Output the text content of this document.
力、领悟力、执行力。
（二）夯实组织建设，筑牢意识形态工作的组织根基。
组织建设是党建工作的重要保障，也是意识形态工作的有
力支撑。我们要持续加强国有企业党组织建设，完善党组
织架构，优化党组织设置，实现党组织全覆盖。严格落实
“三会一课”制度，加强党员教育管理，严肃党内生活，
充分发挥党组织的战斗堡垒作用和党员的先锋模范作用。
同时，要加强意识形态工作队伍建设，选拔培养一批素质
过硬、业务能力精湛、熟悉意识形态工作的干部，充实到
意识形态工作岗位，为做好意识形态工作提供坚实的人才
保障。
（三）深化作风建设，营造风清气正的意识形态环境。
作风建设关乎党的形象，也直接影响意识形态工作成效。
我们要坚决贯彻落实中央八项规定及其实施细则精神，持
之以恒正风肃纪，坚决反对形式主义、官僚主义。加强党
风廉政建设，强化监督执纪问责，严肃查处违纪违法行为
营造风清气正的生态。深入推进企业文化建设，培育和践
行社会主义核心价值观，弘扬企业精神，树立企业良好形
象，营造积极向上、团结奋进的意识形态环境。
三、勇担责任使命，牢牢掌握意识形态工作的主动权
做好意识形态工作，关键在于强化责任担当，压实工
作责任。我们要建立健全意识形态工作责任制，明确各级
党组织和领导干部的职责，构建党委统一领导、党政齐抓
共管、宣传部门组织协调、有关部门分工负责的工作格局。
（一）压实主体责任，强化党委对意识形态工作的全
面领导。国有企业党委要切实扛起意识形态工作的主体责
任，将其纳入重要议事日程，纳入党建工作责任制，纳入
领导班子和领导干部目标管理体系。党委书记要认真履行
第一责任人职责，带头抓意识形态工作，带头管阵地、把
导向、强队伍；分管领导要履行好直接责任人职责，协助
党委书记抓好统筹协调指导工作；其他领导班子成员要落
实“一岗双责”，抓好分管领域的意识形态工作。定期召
────────
EXERCISE REQUIREMENTS: Write out the entries in full, exactly as given.

FULL SOLUTION:
Output the text content of this document.
力、领悟力、执行力。
（二）夯实组织建设，筑牢意识形态工作的组织根基。
组织建设是党建工作的重要保障，也是意识形态工作的有
力支撑。我们要持续加强国有企业党组织建设，完善党组
织架构，优化党组织设置，实现党组织全覆盖。严格落实
“三会一课”制度，加强党员教育管理，严肃党内生活，
充分发挥党组织的战斗堡垒作用和党员的先锋模范作用。
同时，要加强意识形态工作队伍建设，选拔培养一批素质
过硬、业务能力精湛、熟悉意识形态工作的干部，充实到
意识形态工作岗位，为做好意识形态工作提供坚实的人才
保障。
（三）深化作风建设，营造风清气正的意识形态环境。
作风建设关乎党的形象，也直接影响意识形态工作成效。
我们要坚决贯彻落实中央八项规定及其实施细则精神，持
之以恒正风肃纪，坚决反对形式主义、官僚主义。加强党
风廉政建设，强化监督执纪问责，严肃查处违纪违法行为
营造风清气正的生态。深入推进企业文化建设，培育和践
行社会主义核心价值观，弘扬企业精神，树立企业良好形
象，营造积极向上、团结奋进的意识形态环境。
三、勇担责任使命，牢牢掌握意识形态工作的主动权
做好意识形态工作，关键在于强化责任担当，压实工
作责任。我们要建立健全意识形态工作责任制，明确各级
党组织和领导干部的职责，构建党委统一领导、党政齐抓
共管、宣传部门组织协调、有关部门分工负责的工作格局。
（一）压实主体责任，强化党委对意识形态工作的全
面领导。国有企业党委要切实扛起意识形态工作的主体责
任，将其纳入重要议事日程，纳入党建工作责任制，纳入
领导班子和领导干部目标管理体系。党委书记要认真履行
第一责任人职责，带头抓意识形态工作，带头管阵地、把
导向、强队伍；分管领导要履行好直接责任人职责，协助
党委书记抓好统筹协调指导工作；其他领导班子成员要落
实“一岗双责”，抓好分管领域的意识形态工作。定期召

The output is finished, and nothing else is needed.